### REQUIRED WORK
Every line of the data must be copied exactly.
-.-.-
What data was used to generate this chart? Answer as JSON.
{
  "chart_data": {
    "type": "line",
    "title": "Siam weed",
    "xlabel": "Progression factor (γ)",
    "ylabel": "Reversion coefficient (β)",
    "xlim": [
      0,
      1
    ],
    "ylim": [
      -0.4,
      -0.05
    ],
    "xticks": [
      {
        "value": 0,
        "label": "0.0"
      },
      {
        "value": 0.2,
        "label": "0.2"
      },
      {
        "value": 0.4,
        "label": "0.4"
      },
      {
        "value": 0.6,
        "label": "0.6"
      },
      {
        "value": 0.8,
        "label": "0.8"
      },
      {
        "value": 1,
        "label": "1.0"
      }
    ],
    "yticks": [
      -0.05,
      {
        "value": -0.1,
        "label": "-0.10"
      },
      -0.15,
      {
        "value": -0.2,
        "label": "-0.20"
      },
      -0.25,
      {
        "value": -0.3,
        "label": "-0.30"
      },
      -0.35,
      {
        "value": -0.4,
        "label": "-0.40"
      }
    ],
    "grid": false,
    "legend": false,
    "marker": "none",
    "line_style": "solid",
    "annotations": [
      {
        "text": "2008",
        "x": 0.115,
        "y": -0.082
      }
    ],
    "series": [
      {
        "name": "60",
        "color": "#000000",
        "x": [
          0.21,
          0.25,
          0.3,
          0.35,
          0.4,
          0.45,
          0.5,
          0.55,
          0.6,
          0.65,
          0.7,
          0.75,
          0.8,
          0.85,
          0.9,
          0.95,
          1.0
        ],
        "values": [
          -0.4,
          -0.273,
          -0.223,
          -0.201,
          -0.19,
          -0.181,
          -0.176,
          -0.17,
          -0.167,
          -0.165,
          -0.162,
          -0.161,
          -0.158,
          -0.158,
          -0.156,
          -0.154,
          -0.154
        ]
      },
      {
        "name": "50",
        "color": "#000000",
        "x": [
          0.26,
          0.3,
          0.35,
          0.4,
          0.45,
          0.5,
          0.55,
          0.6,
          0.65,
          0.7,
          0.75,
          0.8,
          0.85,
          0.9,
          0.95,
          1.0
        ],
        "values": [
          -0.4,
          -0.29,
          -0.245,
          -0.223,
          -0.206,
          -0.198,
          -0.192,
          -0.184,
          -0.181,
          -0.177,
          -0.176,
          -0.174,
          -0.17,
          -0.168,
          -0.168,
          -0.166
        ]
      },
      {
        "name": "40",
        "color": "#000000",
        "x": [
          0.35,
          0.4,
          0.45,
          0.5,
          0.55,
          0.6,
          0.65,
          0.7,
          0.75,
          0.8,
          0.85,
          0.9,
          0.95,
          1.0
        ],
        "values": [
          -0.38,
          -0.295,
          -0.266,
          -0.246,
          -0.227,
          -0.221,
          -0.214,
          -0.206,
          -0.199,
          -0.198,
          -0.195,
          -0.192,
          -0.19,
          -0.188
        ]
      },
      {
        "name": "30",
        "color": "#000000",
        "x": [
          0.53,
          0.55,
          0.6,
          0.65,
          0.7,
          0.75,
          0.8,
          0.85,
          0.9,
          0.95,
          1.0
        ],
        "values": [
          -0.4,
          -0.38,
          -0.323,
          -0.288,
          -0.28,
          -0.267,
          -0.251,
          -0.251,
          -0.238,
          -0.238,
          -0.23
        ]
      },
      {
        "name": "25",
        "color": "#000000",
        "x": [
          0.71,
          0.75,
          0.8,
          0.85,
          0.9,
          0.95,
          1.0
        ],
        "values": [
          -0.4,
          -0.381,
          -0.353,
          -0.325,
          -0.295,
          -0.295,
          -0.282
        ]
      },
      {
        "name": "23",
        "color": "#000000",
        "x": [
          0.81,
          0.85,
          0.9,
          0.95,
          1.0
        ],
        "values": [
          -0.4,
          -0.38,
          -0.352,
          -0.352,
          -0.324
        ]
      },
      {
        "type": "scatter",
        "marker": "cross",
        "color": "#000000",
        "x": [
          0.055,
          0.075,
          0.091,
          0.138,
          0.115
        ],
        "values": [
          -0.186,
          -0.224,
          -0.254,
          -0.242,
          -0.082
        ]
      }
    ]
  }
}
-.-.-
### CORRECT OUTPUT
What data was used to generate this chart? Answer as JSON.
{
  "chart_data": {
    "type": "line",
    "title": "Siam weed",
    "xlabel": "Progression factor (γ)",
    "ylabel": "Reversion coefficient (β)",
    "xlim": [
      0,
      1
    ],
    "ylim": [
      -0.4,
      -0.05
    ],
    "xticks": [
      {
        "value": 0,
        "label": "0.0"
      },
      {
        "value": 0.2,
        "label": "0.2"
      },
      {
        "value": 0.4,
        "label": "0.4"
      },
      {
        "value": 0.6,
        "label": "0.6"
      },
      {
        "value": 0.8,
        "label": "0.8"
      },
      {
        "value": 1,
        "label": "1.0"
      }
    ],
    "yticks": [
      -0.05,
      {
        "value": -0.1,
        "label": "-0.10"
      },
      -0.15,
      {
        "value": -0.2,
        "label": "-0.20"
      },
      -0.25,
      {
        "value": -0.3,
        "label": "-0.30"
      },
      -0.35,
      {
        "value": -0.4,
        "label": "-0.40"
      }
    ],
    "grid": false,
    "legend": false,
    "marker": "none",
    "line_style": "solid",
    "annotations": [
      {
        "text": "2008",
        "x": 0.115,
        "y": -0.082
      }
    ],
    "series": [
      {
        "name": "60",
        "color": "#000000",
        "x": [
          0.21,
          0.25,
          0.3,
          0.35,
          0.4,
          0.45,
          0.5,
          0.55,
          0.6,
          0.65,
          0.7,
          0.75,
          0.8,
          0.85,
          0.9,
          0.95,
          1.0
        ],
        "values": [
          -0.4,
          -0.273,
          -0.223,
          -0.201,
          -0.19,
          -0.181,
          -0.176,
          -0.17,
          -0.167,
          -0.165,
          -0.162,
          -0.161,
          -0.158,
          -0.158,
          -0.156,
          -0.154,
          -0.154
        ]
      },
      {
        "name": "50",
        "color": "#000000",
        "x": [
          0.26,
          0.3,
          0.35,
          0.4,
          0.45,
          0.5,
          0.55,
          0.6,
          0.65,
          0.7,
          0.75,
          0.8,
          0.85,
          0.9,
          0.95,
          1.0
        ],
        "values": [
          -0.4,
          -0.29,
          -0.245,
          -0.223,
          -0.206,
          -0.198,
          -0.192,
          -0.184,
          -0.181,
          -0.177,
          -0.176,
          -0.174,
          -0.17,
          -0.168,
          -0.168,
          -0.166
        ]
      },
      {
        "name": "40",
        "color": "#000000",
        "x": [
          0.35,
          0.4,
          0.45,
          0.5,
          0.55,
          0.6,
          0.65,
          0.7,
          0.75,
          0.8,
          0.85,
          0.9,
          0.95,
          1.0
        ],
        "values": [
          -0.38,
          -0.295,
          -0.266,
          -0.246,
          -0.227,
          -0.221,
          -0.214,
          -0.206,
          -0.199,
          -0.198,
          -0.195,
          -0.192,
          -0.19,
          -0.188
        ]
      },
      {
        "name": "30",
        "color": "#000000",
        "x": [
          0.53,
          0.55,
          0.6,
          0.65,
          0.7,
          0.75,
          0.8,
          0.85,
          0.9,
          0.95,
          1.0
        ],
        "values": [
          -0.4,
          -0.38,
          -0.323,
          -0.288,
          -0.28,
          -0.267,
          -0.251,
          -0.251,
          -0.238,
          -0.238,
          -0.23
        ]
      },
      {
        "name": "25",
        "color": "#000000",
        "x": [
          0.71,
          0.75,
          0.8,
          0.85,
          0.9,
          0.95,
          1.0
        ],
        "values": [
          -0.4,
          -0.381,
          -0.353,
          -0.325,
          -0.295,
          -0.295,
          -0.282
        ]
      },
      {
        "name": "23",
        "color": "#000000",
        "x": [
          0.81,
          0.85,
          0.9,
          0.95,
          1.0
        ],
        "values": [
          -0.4,
          -0.38,
          -0.352,
          -0.352,
          -0.324
        ]
      },
      {
        "type": "scatter",
        "marker": "cross",
        "color": "#000000",
        "x": [
          0.055,
          0.075,
          0.091,
          0.138,
          0.115
        ],
        "values": [
          -0.186,
          -0.224,
          -0.254,
          -0.242,
          -0.082
        ]
      }
    ]
  }
}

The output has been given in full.